STATED EXERCISE :: Figure out how many lines of the material below contain the word "Mode". Answer with the number only.

== RECORD SET ==

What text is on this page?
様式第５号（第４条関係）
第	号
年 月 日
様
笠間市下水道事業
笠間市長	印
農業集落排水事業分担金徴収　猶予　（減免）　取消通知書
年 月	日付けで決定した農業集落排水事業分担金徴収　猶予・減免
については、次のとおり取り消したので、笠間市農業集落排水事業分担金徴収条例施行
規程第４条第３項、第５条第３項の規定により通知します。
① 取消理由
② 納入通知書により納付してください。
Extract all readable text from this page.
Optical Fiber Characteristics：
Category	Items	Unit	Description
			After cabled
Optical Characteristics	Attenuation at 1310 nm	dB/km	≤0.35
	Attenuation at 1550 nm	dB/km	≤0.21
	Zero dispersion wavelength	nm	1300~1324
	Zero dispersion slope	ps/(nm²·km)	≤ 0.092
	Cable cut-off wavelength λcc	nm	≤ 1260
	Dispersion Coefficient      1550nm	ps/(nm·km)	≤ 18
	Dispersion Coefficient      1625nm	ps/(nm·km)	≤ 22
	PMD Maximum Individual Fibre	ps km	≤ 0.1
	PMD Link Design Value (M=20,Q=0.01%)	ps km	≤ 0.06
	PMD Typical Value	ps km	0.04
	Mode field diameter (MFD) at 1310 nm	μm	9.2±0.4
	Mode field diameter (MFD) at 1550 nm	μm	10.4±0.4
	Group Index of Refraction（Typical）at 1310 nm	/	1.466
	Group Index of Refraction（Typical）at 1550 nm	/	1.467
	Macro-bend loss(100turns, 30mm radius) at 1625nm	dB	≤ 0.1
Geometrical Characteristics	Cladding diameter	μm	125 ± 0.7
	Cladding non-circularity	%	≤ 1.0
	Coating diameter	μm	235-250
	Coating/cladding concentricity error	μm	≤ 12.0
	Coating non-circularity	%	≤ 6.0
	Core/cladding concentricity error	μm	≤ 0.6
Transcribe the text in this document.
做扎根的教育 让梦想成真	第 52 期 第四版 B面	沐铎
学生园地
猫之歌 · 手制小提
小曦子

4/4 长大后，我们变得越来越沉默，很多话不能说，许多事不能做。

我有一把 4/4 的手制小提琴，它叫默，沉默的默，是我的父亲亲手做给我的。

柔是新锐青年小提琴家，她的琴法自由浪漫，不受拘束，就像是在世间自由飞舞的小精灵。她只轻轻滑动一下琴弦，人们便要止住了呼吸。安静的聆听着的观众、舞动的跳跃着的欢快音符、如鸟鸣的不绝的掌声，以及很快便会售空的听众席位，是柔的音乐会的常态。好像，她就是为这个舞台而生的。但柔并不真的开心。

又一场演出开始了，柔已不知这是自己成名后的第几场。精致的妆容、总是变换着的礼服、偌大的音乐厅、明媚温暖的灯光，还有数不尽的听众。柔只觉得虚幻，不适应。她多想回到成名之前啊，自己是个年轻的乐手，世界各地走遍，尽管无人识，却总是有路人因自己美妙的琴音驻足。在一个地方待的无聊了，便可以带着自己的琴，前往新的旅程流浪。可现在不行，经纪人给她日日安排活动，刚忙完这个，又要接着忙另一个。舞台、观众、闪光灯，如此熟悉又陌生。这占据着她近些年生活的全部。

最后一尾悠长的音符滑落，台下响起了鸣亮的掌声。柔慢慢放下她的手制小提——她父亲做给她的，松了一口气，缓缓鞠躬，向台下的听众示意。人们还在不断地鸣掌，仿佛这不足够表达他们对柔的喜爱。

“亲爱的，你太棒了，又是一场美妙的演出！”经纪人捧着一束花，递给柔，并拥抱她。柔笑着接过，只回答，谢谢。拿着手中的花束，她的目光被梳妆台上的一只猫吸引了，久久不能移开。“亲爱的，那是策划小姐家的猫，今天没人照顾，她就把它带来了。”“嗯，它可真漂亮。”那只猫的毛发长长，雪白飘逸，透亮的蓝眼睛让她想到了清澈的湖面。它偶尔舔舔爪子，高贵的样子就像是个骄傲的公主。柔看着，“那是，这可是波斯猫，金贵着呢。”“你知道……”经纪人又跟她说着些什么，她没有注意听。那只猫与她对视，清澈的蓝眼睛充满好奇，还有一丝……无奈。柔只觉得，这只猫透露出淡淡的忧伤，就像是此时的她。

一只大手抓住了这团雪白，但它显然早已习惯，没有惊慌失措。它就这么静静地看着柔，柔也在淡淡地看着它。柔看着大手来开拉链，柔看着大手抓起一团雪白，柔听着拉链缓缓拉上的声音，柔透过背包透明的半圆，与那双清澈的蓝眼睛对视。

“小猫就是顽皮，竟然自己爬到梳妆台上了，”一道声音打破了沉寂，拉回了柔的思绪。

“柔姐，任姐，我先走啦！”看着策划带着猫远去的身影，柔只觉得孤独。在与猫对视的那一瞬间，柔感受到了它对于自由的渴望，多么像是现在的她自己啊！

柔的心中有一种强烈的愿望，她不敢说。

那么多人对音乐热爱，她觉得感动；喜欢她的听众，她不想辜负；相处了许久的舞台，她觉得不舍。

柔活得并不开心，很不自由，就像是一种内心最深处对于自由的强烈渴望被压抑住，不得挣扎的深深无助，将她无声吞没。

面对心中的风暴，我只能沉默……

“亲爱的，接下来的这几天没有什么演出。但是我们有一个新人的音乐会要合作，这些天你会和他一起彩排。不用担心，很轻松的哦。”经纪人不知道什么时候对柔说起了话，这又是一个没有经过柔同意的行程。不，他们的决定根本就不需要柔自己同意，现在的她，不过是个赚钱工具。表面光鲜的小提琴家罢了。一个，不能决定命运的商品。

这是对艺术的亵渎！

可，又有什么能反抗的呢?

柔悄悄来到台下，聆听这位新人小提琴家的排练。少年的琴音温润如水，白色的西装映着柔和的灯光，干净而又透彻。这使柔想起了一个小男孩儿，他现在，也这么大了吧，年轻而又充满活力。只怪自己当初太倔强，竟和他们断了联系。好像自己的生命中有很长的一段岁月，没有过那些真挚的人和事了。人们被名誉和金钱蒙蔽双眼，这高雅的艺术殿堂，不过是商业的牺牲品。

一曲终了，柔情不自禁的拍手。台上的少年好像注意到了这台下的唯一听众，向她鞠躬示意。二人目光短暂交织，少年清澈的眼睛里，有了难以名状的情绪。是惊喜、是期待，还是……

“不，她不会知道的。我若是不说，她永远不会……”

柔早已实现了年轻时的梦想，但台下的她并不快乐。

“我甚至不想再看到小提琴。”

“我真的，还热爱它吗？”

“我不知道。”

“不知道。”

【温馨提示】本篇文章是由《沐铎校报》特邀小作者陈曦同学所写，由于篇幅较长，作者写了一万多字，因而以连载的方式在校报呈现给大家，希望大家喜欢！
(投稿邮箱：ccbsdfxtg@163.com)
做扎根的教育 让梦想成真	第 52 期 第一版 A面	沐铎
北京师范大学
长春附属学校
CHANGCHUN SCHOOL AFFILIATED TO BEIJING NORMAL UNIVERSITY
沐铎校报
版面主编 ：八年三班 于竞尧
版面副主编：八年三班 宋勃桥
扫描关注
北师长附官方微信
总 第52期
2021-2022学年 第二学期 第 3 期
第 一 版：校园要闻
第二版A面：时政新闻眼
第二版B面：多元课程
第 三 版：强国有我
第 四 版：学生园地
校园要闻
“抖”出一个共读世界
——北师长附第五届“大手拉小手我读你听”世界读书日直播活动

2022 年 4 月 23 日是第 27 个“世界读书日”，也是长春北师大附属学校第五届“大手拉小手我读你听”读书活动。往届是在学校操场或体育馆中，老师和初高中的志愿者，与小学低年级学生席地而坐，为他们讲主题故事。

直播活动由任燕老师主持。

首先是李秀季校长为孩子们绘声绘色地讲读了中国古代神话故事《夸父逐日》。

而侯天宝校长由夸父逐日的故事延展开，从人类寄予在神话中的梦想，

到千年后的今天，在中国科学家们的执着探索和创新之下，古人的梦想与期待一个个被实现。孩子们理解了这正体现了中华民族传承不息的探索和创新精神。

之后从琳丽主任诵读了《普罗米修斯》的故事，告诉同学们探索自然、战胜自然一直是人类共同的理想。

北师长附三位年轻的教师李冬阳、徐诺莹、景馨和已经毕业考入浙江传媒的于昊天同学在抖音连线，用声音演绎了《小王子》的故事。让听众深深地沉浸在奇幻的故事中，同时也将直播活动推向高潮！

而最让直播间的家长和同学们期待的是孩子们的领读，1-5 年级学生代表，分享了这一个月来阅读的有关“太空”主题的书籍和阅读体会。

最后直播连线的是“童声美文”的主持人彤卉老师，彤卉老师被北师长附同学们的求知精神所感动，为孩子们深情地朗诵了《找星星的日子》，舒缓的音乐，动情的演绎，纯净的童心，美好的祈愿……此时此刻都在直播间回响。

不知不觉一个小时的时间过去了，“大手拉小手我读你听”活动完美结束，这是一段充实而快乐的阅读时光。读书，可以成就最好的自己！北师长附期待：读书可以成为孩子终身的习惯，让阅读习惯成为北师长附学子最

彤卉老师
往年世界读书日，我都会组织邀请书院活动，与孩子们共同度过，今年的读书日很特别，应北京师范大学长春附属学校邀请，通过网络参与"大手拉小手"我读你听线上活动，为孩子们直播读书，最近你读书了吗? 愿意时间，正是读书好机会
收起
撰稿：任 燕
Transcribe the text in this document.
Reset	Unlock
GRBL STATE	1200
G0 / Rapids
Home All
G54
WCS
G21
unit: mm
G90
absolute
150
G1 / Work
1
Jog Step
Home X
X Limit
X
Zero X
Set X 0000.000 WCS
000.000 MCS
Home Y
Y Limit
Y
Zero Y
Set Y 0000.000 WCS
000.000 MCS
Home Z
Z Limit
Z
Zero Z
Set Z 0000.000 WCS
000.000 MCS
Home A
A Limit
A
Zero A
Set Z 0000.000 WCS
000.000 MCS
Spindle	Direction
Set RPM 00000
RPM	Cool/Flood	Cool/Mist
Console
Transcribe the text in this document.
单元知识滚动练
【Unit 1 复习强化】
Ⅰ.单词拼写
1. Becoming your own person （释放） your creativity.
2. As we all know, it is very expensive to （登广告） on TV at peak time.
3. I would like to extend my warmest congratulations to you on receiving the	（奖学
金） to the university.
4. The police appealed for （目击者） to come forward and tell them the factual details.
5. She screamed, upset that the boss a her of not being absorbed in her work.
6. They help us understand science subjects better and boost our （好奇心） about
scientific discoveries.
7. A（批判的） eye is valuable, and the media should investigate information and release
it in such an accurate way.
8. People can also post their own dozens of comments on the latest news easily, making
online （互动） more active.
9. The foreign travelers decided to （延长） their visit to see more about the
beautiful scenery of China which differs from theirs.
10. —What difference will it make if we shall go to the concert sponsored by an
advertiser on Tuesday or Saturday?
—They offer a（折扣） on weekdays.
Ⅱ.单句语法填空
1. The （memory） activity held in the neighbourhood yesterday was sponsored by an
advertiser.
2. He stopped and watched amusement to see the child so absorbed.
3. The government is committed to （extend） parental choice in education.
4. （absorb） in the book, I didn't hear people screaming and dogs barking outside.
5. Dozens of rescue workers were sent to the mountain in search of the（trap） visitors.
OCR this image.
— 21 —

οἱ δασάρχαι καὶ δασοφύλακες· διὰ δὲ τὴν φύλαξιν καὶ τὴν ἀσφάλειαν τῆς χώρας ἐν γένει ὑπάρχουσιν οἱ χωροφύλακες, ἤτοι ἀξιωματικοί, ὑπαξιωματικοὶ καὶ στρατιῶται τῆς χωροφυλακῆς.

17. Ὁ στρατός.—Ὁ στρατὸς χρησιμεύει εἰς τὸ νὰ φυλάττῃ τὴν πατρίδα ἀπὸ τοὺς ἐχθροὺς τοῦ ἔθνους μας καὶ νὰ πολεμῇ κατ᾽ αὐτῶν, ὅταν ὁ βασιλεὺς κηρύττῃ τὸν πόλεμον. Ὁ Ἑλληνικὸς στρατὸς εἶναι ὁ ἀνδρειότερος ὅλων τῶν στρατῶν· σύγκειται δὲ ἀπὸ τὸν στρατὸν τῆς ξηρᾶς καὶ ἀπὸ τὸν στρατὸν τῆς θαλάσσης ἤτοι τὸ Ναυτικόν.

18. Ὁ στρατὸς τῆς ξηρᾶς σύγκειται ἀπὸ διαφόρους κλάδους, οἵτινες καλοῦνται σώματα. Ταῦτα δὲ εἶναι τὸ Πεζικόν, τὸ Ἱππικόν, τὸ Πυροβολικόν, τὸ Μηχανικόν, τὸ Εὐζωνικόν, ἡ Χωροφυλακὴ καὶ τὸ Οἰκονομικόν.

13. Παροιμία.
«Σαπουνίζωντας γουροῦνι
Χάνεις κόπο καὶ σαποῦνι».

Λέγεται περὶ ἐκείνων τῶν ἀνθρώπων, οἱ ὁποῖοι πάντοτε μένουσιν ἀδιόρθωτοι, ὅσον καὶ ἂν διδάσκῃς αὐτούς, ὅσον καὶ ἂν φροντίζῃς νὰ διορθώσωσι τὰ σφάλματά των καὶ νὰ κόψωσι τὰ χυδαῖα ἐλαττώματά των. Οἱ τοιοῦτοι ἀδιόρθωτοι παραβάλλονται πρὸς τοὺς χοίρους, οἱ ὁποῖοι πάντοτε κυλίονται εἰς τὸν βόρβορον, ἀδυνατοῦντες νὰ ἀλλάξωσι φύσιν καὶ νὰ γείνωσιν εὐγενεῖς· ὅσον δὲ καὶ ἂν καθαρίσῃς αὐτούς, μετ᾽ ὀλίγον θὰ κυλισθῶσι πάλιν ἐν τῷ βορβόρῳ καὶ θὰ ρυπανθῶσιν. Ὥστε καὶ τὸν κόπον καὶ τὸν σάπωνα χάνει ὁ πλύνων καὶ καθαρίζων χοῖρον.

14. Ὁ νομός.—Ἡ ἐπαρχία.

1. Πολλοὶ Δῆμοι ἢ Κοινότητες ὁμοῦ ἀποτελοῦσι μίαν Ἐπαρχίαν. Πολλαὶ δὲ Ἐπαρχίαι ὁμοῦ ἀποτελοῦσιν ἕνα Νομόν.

===

RESPONSE :: 2